**Your goal**
Reproduce all of the data below without alteration; exclude every picture.

Data entries for graphics:
------------------------------------------------------------------------
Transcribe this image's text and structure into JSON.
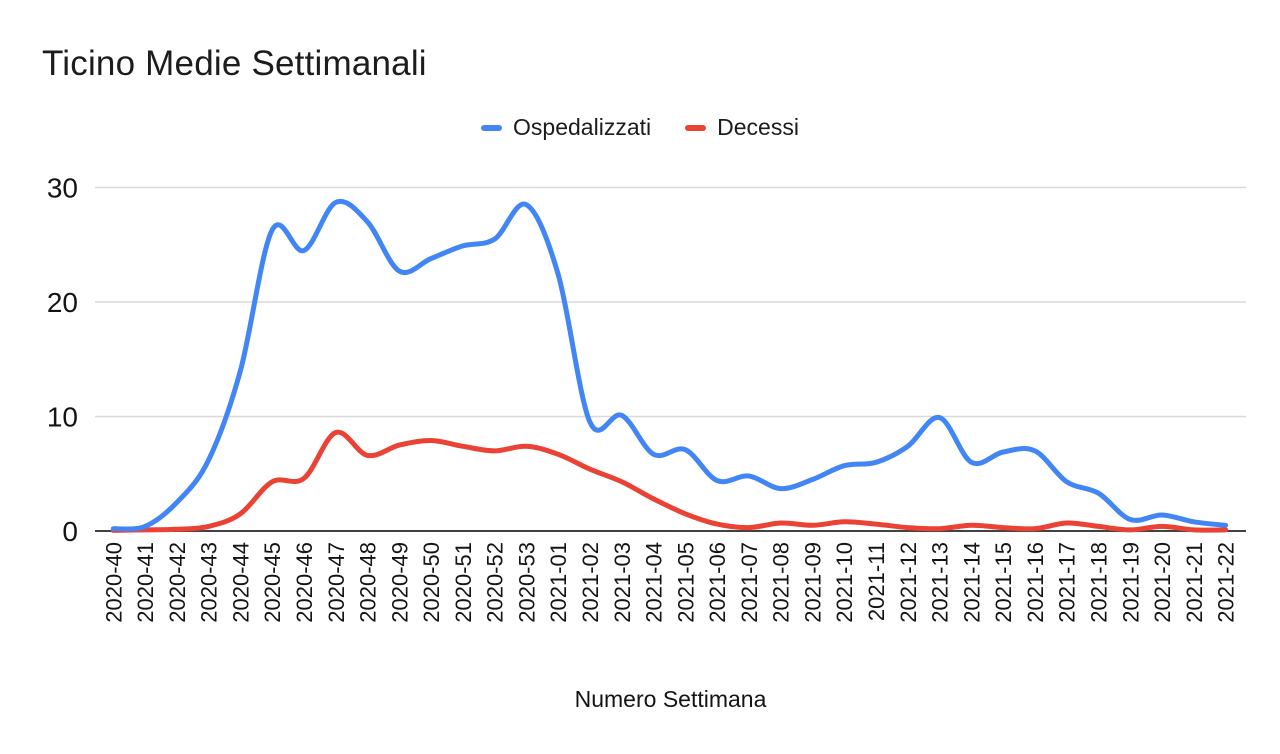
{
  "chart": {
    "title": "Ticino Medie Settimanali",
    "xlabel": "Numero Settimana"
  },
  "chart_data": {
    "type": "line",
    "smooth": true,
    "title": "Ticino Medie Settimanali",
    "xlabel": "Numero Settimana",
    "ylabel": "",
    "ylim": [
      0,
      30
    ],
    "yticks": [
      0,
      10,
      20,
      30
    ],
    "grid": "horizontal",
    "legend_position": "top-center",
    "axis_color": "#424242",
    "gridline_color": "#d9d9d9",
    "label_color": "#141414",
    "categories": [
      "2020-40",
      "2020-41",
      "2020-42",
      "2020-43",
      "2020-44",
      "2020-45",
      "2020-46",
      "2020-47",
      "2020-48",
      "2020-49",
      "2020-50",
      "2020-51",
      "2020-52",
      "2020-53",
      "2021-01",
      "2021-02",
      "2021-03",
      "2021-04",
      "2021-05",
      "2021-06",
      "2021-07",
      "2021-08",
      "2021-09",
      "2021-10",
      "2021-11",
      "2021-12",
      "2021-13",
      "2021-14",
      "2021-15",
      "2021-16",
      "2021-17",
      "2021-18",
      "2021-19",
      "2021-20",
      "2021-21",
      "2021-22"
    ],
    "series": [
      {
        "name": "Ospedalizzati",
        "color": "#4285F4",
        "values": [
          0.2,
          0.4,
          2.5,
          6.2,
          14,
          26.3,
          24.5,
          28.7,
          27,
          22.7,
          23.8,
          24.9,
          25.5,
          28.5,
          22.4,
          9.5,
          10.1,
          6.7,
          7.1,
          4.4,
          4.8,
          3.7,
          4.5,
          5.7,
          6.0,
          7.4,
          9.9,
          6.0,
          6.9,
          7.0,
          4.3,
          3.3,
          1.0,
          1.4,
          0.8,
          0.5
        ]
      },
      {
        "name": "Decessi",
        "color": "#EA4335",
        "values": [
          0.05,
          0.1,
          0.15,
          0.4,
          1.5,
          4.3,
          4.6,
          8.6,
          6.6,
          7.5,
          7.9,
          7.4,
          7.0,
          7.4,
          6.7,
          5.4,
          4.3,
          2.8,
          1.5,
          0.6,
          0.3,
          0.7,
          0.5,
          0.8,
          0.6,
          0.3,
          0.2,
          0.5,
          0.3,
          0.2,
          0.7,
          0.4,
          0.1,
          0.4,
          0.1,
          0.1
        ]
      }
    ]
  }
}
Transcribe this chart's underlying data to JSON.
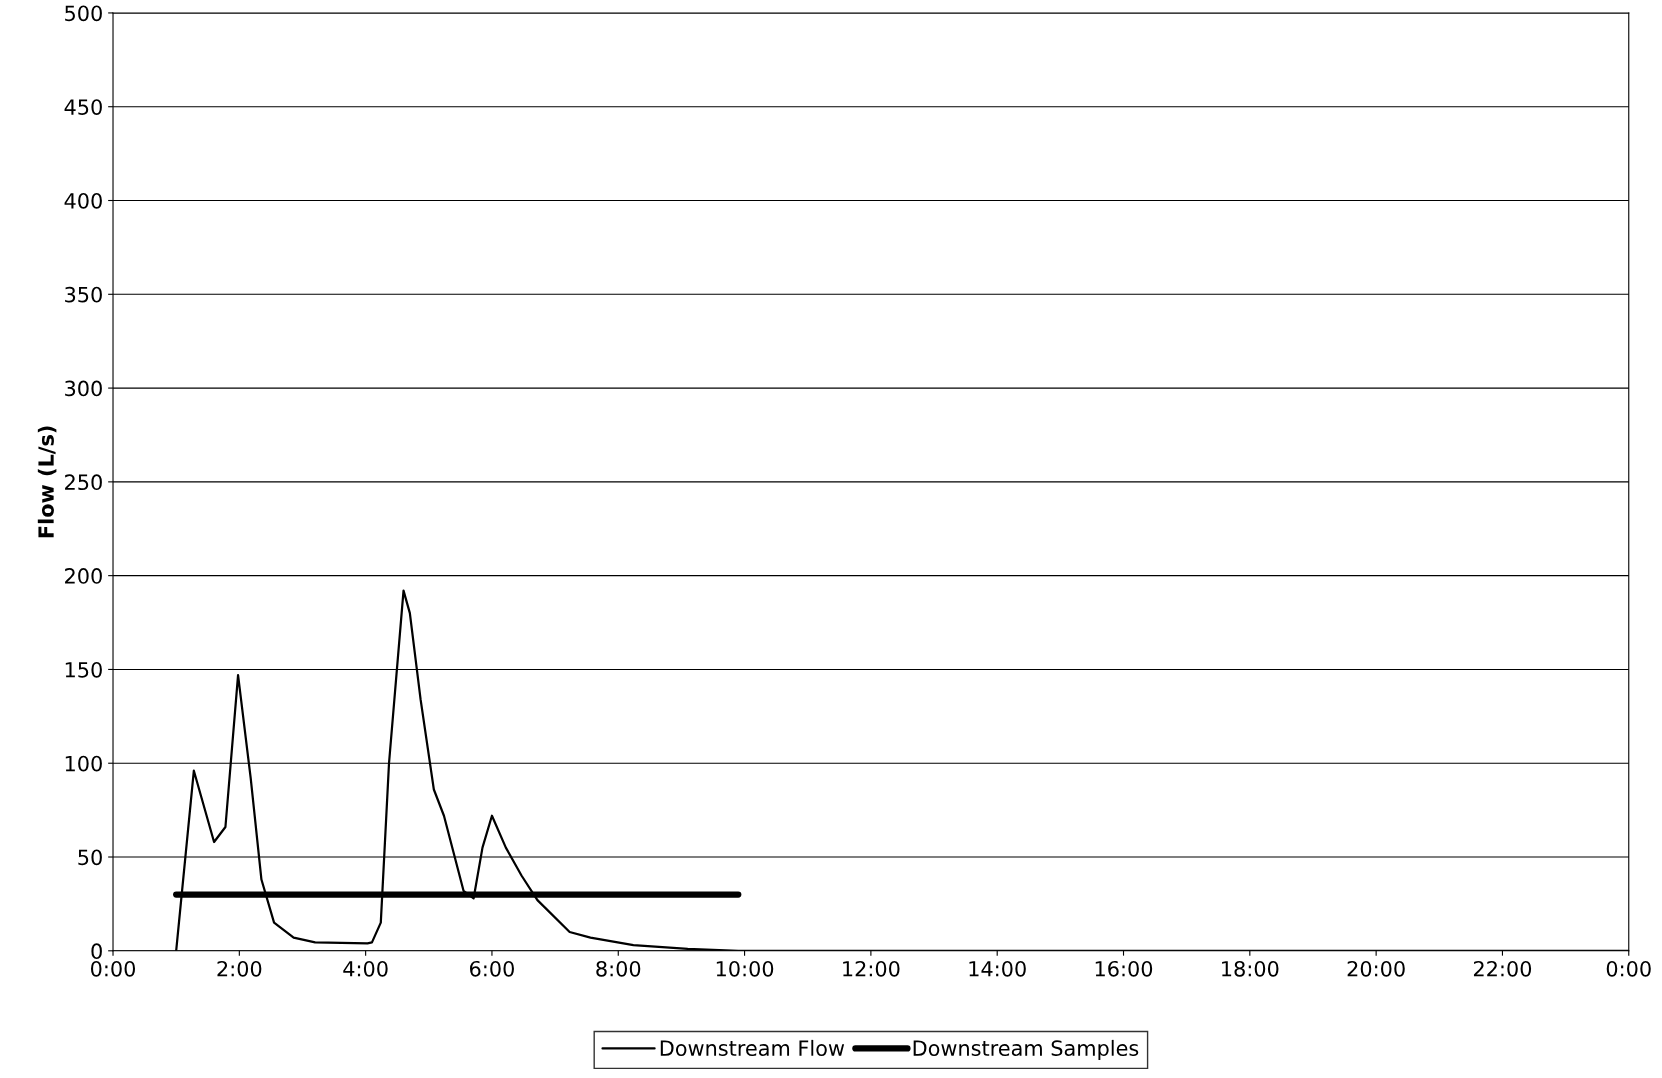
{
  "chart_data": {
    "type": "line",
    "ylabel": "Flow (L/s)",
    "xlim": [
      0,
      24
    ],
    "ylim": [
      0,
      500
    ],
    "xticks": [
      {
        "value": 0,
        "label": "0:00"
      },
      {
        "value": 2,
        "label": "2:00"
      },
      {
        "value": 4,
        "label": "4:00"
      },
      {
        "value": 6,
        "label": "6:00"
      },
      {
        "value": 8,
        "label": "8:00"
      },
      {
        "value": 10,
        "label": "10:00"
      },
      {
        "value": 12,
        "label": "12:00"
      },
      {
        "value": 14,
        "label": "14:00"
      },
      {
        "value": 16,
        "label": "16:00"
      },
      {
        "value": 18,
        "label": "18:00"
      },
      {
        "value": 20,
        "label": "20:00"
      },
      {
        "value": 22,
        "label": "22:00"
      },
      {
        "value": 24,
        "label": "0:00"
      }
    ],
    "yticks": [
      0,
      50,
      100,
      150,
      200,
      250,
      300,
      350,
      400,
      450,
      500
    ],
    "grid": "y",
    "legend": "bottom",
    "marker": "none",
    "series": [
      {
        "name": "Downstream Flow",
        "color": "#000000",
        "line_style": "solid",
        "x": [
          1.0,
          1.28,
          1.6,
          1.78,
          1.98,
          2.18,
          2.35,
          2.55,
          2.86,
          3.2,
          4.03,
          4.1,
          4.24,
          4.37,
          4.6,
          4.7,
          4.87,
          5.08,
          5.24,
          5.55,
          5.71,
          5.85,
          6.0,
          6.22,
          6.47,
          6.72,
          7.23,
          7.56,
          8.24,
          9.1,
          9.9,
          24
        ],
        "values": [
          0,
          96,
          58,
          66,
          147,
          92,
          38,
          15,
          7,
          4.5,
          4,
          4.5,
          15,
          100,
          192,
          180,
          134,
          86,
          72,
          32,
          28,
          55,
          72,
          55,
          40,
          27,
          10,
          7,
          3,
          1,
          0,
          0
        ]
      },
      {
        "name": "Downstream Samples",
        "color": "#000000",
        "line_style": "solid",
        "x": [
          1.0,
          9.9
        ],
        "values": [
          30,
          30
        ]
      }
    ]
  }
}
------------------------------------------------------------------------
**Answer to this task**
Transcribe this image's text and structure into JSON.
{
  "chart": {
    "title": "Ticino Medie Settimanali",
    "xlabel": "Numero Settimana"
  },
  "chart_data": {
    "type": "line",
    "smooth": true,
    "title": "Ticino Medie Settimanali",
    "xlabel": "Numero Settimana",
    "ylabel": "",
    "ylim": [
      0,
      30
    ],
    "yticks": [
      0,
      10,
      20,
      30
    ],
    "grid": "horizontal",
    "legend_position": "top-center",
    "axis_color": "#424242",
    "gridline_color": "#d9d9d9",
    "label_color": "#141414",
    "categories": [
      "2020-40",
      "2020-41",
      "2020-42",
      "2020-43",
      "2020-44",
      "2020-45",
      "2020-46",
      "2020-47",
      "2020-48",
      "2020-49",
      "2020-50",
      "2020-51",
      "2020-52",
      "2020-53",
      "2021-01",
      "2021-02",
      "2021-03",
      "2021-04",
      "2021-05",
      "2021-06",
      "2021-07",
      "2021-08",
      "2021-09",
      "2021-10",
      "2021-11",
      "2021-12",
      "2021-13",
      "2021-14",
      "2021-15",
      "2021-16",
      "2021-17",
      "2021-18",
      "2021-19",
      "2021-20",
      "2021-21",
      "2021-22"
    ],
    "series": [
      {
        "name": "Ospedalizzati",
        "color": "#4285F4",
        "values": [
          0.2,
          0.4,
          2.5,
          6.2,
          14,
          26.3,
          24.5,
          28.7,
          27,
          22.7,
          23.8,
          24.9,
          25.5,
          28.5,
          22.4,
          9.5,
          10.1,
          6.7,
          7.1,
          4.4,
          4.8,
          3.7,
          4.5,
          5.7,
          6.0,
          7.4,
          9.9,
          6.0,
          6.9,
          7.0,
          4.3,
          3.3,
          1.0,
          1.4,
          0.8,
          0.5
        ]
      },
      {
        "name": "Decessi",
        "color": "#EA4335",
        "values": [
          0.05,
          0.1,
          0.15,
          0.4,
          1.5,
          4.3,
          4.6,
          8.6,
          6.6,
          7.5,
          7.9,
          7.4,
          7.0,
          7.4,
          6.7,
          5.4,
          4.3,
          2.8,
          1.5,
          0.6,
          0.3,
          0.7,
          0.5,
          0.8,
          0.6,
          0.3,
          0.2,
          0.5,
          0.3,
          0.2,
          0.7,
          0.4,
          0.1,
          0.4,
          0.1,
          0.1
        ]
      }
    ]
  }
}
Transcribe this chart's underlying data to JSON.
{
  "chart_data": {
    "type": "line",
    "ylabel": "Flow (L/s)",
    "xlim": [
      0,
      24
    ],
    "ylim": [
      0,
      500
    ],
    "xticks": [
      {
        "value": 0,
        "label": "0:00"
      },
      {
        "value": 2,
        "label": "2:00"
      },
      {
        "value": 4,
        "label": "4:00"
      },
      {
        "value": 6,
        "label": "6:00"
      },
      {
        "value": 8,
        "label": "8:00"
      },
      {
        "value": 10,
        "label": "10:00"
      },
      {
        "value": 12,
        "label": "12:00"
      },
      {
        "value": 14,
        "label": "14:00"
      },
      {
        "value": 16,
        "label": "16:00"
      },
      {
        "value": 18,
        "label": "18:00"
      },
      {
        "value": 20,
        "label": "20:00"
      },
      {
        "value": 22,
        "label": "22:00"
      },
      {
        "value": 24,
        "label": "0:00"
      }
    ],
    "yticks": [
      0,
      50,
      100,
      150,
      200,
      250,
      300,
      350,
      400,
      450,
      500
    ],
    "grid": "y",
    "legend": "bottom",
    "marker": "none",
    "series": [
      {
        "name": "Downstream Flow",
        "color": "#000000",
        "line_style": "solid",
        "x": [
          1.0,
          1.28,
          1.6,
          1.78,
          1.98,
          2.18,
          2.35,
          2.55,
          2.86,
          3.2,
          4.03,
          4.1,
          4.24,
          4.37,
          4.6,
          4.7,
          4.87,
          5.08,
          5.24,
          5.55,
          5.71,
          5.85,
          6.0,
          6.22,
          6.47,
          6.72,
          7.23,
          7.56,
          8.24,
          9.1,
          9.9,
          24
        ],
        "values": [
          0,
          96,
          58,
          66,
          147,
          92,
          38,
          15,
          7,
          4.5,
          4,
          4.5,
          15,
          100,
          192,
          180,
          134,
          86,
          72,
          32,
          28,
          55,
          72,
          55,
          40,
          27,
          10,
          7,
          3,
          1,
          0,
          0
        ]
      },
      {
        "name": "Downstream Samples",
        "color": "#000000",
        "line_style": "solid",
        "x": [
          1.0,
          9.9
        ],
        "values": [
          30,
          30
        ]
      }
    ]
  }
}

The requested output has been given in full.